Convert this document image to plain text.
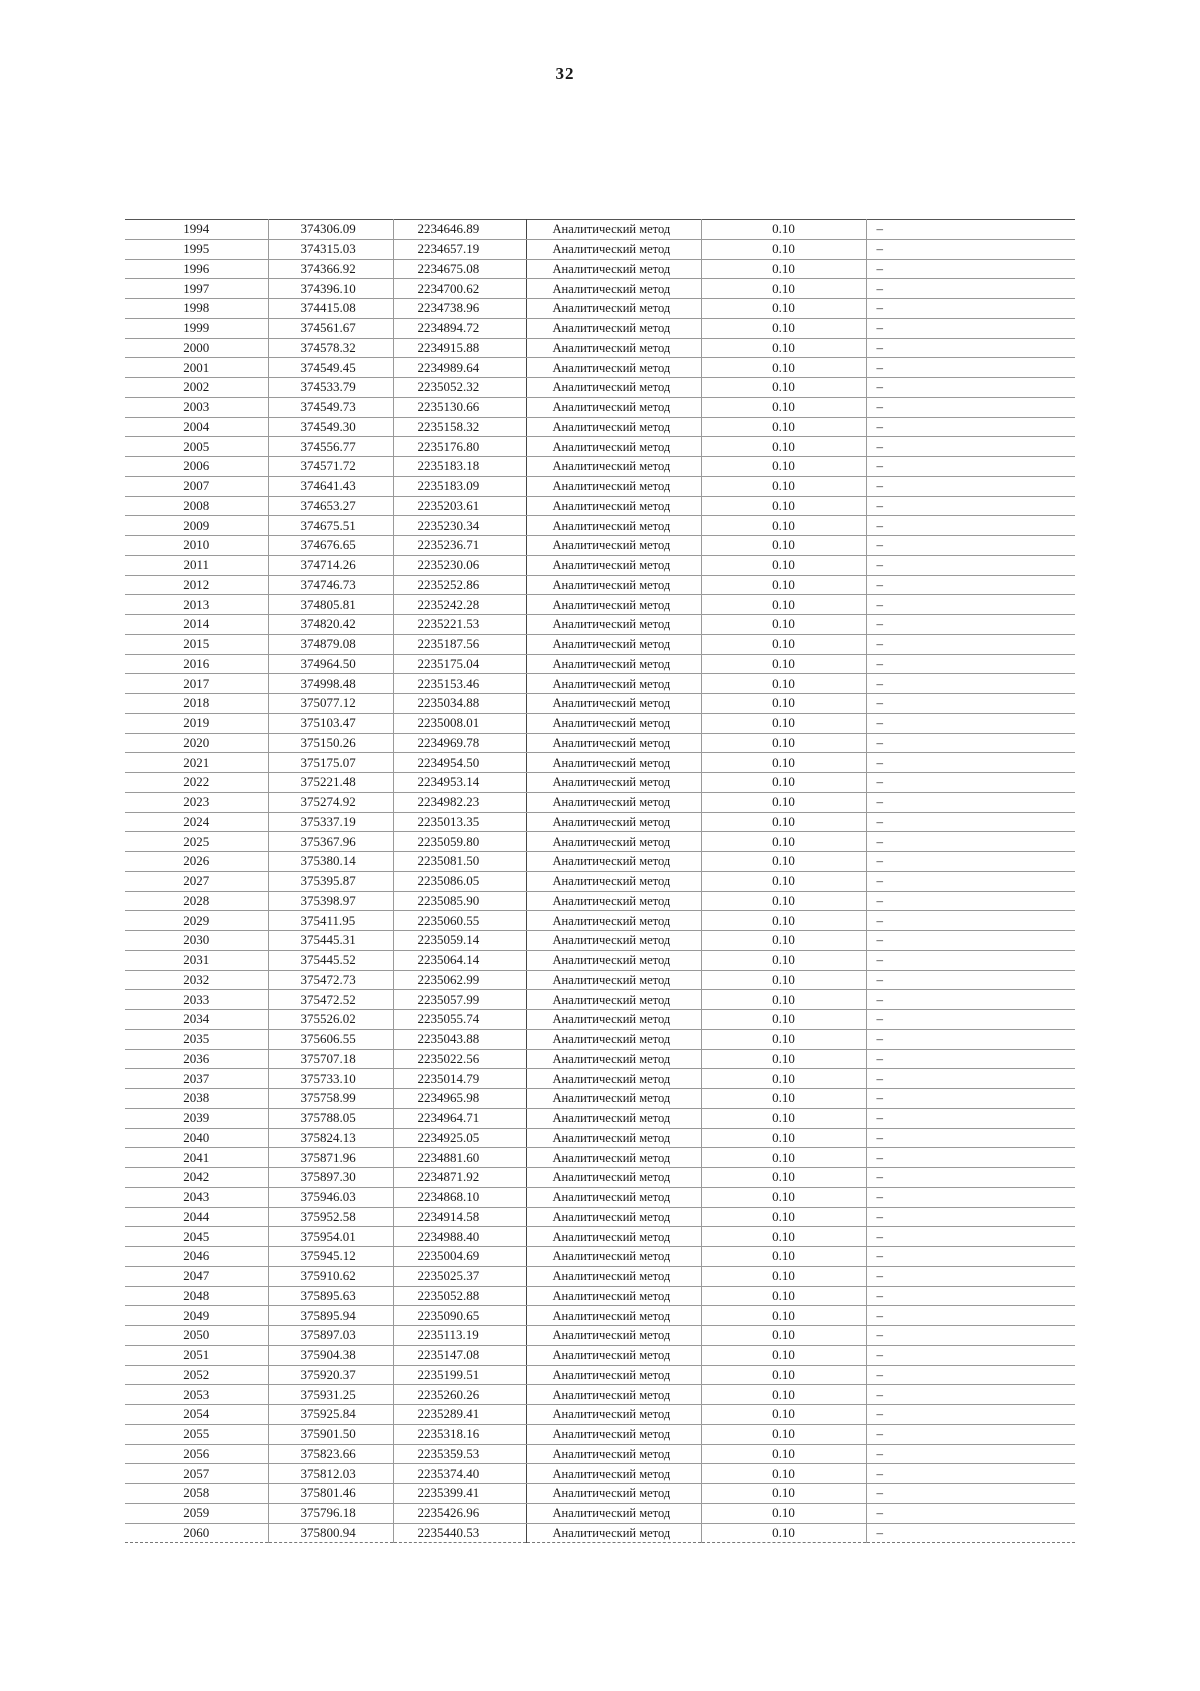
32
1994	374306.09	2234646.89	Аналитический метод	0.10	–
1995	374315.03	2234657.19	Аналитический метод	0.10	–
1996	374366.92	2234675.08	Аналитический метод	0.10	–
1997	374396.10	2234700.62	Аналитический метод	0.10	–
1998	374415.08	2234738.96	Аналитический метод	0.10	–
1999	374561.67	2234894.72	Аналитический метод	0.10	–
2000	374578.32	2234915.88	Аналитический метод	0.10	–
2001	374549.45	2234989.64	Аналитический метод	0.10	–
2002	374533.79	2235052.32	Аналитический метод	0.10	–
2003	374549.73	2235130.66	Аналитический метод	0.10	–
2004	374549.30	2235158.32	Аналитический метод	0.10	–
2005	374556.77	2235176.80	Аналитический метод	0.10	–
2006	374571.72	2235183.18	Аналитический метод	0.10	–
2007	374641.43	2235183.09	Аналитический метод	0.10	–
2008	374653.27	2235203.61	Аналитический метод	0.10	–
2009	374675.51	2235230.34	Аналитический метод	0.10	–
2010	374676.65	2235236.71	Аналитический метод	0.10	–
2011	374714.26	2235230.06	Аналитический метод	0.10	–
2012	374746.73	2235252.86	Аналитический метод	0.10	–
2013	374805.81	2235242.28	Аналитический метод	0.10	–
2014	374820.42	2235221.53	Аналитический метод	0.10	–
2015	374879.08	2235187.56	Аналитический метод	0.10	–
2016	374964.50	2235175.04	Аналитический метод	0.10	–
2017	374998.48	2235153.46	Аналитический метод	0.10	–
2018	375077.12	2235034.88	Аналитический метод	0.10	–
2019	375103.47	2235008.01	Аналитический метод	0.10	–
2020	375150.26	2234969.78	Аналитический метод	0.10	–
2021	375175.07	2234954.50	Аналитический метод	0.10	–
2022	375221.48	2234953.14	Аналитический метод	0.10	–
2023	375274.92	2234982.23	Аналитический метод	0.10	–
2024	375337.19	2235013.35	Аналитический метод	0.10	–
2025	375367.96	2235059.80	Аналитический метод	0.10	–
2026	375380.14	2235081.50	Аналитический метод	0.10	–
2027	375395.87	2235086.05	Аналитический метод	0.10	–
2028	375398.97	2235085.90	Аналитический метод	0.10	–
2029	375411.95	2235060.55	Аналитический метод	0.10	–
2030	375445.31	2235059.14	Аналитический метод	0.10	–
2031	375445.52	2235064.14	Аналитический метод	0.10	–
2032	375472.73	2235062.99	Аналитический метод	0.10	–
2033	375472.52	2235057.99	Аналитический метод	0.10	–
2034	375526.02	2235055.74	Аналитический метод	0.10	–
2035	375606.55	2235043.88	Аналитический метод	0.10	–
2036	375707.18	2235022.56	Аналитический метод	0.10	–
2037	375733.10	2235014.79	Аналитический метод	0.10	–
2038	375758.99	2234965.98	Аналитический метод	0.10	–
2039	375788.05	2234964.71	Аналитический метод	0.10	–
2040	375824.13	2234925.05	Аналитический метод	0.10	–
2041	375871.96	2234881.60	Аналитический метод	0.10	–
2042	375897.30	2234871.92	Аналитический метод	0.10	–
2043	375946.03	2234868.10	Аналитический метод	0.10	–
2044	375952.58	2234914.58	Аналитический метод	0.10	–
2045	375954.01	2234988.40	Аналитический метод	0.10	–
2046	375945.12	2235004.69	Аналитический метод	0.10	–
2047	375910.62	2235025.37	Аналитический метод	0.10	–
2048	375895.63	2235052.88	Аналитический метод	0.10	–
2049	375895.94	2235090.65	Аналитический метод	0.10	–
2050	375897.03	2235113.19	Аналитический метод	0.10	–
2051	375904.38	2235147.08	Аналитический метод	0.10	–
2052	375920.37	2235199.51	Аналитический метод	0.10	–
2053	375931.25	2235260.26	Аналитический метод	0.10	–
2054	375925.84	2235289.41	Аналитический метод	0.10	–
2055	375901.50	2235318.16	Аналитический метод	0.10	–
2056	375823.66	2235359.53	Аналитический метод	0.10	–
2057	375812.03	2235374.40	Аналитический метод	0.10	–
2058	375801.46	2235399.41	Аналитический метод	0.10	–
2059	375796.18	2235426.96	Аналитический метод	0.10	–
2060	375800.94	2235440.53	Аналитический метод	0.10	–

============

[WHAT THE TASK ASKS]
Restate the entire listing word for word, excluding pictures.

[REPLY TO THE TASK]
Convert this document image to plain text.
32
1994	374306.09	2234646.89	Аналитический метод	0.10	–
1995	374315.03	2234657.19	Аналитический метод	0.10	–
1996	374366.92	2234675.08	Аналитический метод	0.10	–
1997	374396.10	2234700.62	Аналитический метод	0.10	–
1998	374415.08	2234738.96	Аналитический метод	0.10	–
1999	374561.67	2234894.72	Аналитический метод	0.10	–
2000	374578.32	2234915.88	Аналитический метод	0.10	–
2001	374549.45	2234989.64	Аналитический метод	0.10	–
2002	374533.79	2235052.32	Аналитический метод	0.10	–
2003	374549.73	2235130.66	Аналитический метод	0.10	–
2004	374549.30	2235158.32	Аналитический метод	0.10	–
2005	374556.77	2235176.80	Аналитический метод	0.10	–
2006	374571.72	2235183.18	Аналитический метод	0.10	–
2007	374641.43	2235183.09	Аналитический метод	0.10	–
2008	374653.27	2235203.61	Аналитический метод	0.10	–
2009	374675.51	2235230.34	Аналитический метод	0.10	–
2010	374676.65	2235236.71	Аналитический метод	0.10	–
2011	374714.26	2235230.06	Аналитический метод	0.10	–
2012	374746.73	2235252.86	Аналитический метод	0.10	–
2013	374805.81	2235242.28	Аналитический метод	0.10	–
2014	374820.42	2235221.53	Аналитический метод	0.10	–
2015	374879.08	2235187.56	Аналитический метод	0.10	–
2016	374964.50	2235175.04	Аналитический метод	0.10	–
2017	374998.48	2235153.46	Аналитический метод	0.10	–
2018	375077.12	2235034.88	Аналитический метод	0.10	–
2019	375103.47	2235008.01	Аналитический метод	0.10	–
2020	375150.26	2234969.78	Аналитический метод	0.10	–
2021	375175.07	2234954.50	Аналитический метод	0.10	–
2022	375221.48	2234953.14	Аналитический метод	0.10	–
2023	375274.92	2234982.23	Аналитический метод	0.10	–
2024	375337.19	2235013.35	Аналитический метод	0.10	–
2025	375367.96	2235059.80	Аналитический метод	0.10	–
2026	375380.14	2235081.50	Аналитический метод	0.10	–
2027	375395.87	2235086.05	Аналитический метод	0.10	–
2028	375398.97	2235085.90	Аналитический метод	0.10	–
2029	375411.95	2235060.55	Аналитический метод	0.10	–
2030	375445.31	2235059.14	Аналитический метод	0.10	–
2031	375445.52	2235064.14	Аналитический метод	0.10	–
2032	375472.73	2235062.99	Аналитический метод	0.10	–
2033	375472.52	2235057.99	Аналитический метод	0.10	–
2034	375526.02	2235055.74	Аналитический метод	0.10	–
2035	375606.55	2235043.88	Аналитический метод	0.10	–
2036	375707.18	2235022.56	Аналитический метод	0.10	–
2037	375733.10	2235014.79	Аналитический метод	0.10	–
2038	375758.99	2234965.98	Аналитический метод	0.10	–
2039	375788.05	2234964.71	Аналитический метод	0.10	–
2040	375824.13	2234925.05	Аналитический метод	0.10	–
2041	375871.96	2234881.60	Аналитический метод	0.10	–
2042	375897.30	2234871.92	Аналитический метод	0.10	–
2043	375946.03	2234868.10	Аналитический метод	0.10	–
2044	375952.58	2234914.58	Аналитический метод	0.10	–
2045	375954.01	2234988.40	Аналитический метод	0.10	–
2046	375945.12	2235004.69	Аналитический метод	0.10	–
2047	375910.62	2235025.37	Аналитический метод	0.10	–
2048	375895.63	2235052.88	Аналитический метод	0.10	–
2049	375895.94	2235090.65	Аналитический метод	0.10	–
2050	375897.03	2235113.19	Аналитический метод	0.10	–
2051	375904.38	2235147.08	Аналитический метод	0.10	–
2052	375920.37	2235199.51	Аналитический метод	0.10	–
2053	375931.25	2235260.26	Аналитический метод	0.10	–
2054	375925.84	2235289.41	Аналитический метод	0.10	–
2055	375901.50	2235318.16	Аналитический метод	0.10	–
2056	375823.66	2235359.53	Аналитический метод	0.10	–
2057	375812.03	2235374.40	Аналитический метод	0.10	–
2058	375801.46	2235399.41	Аналитический метод	0.10	–
2059	375796.18	2235426.96	Аналитический метод	0.10	–
2060	375800.94	2235440.53	Аналитический метод	0.10	–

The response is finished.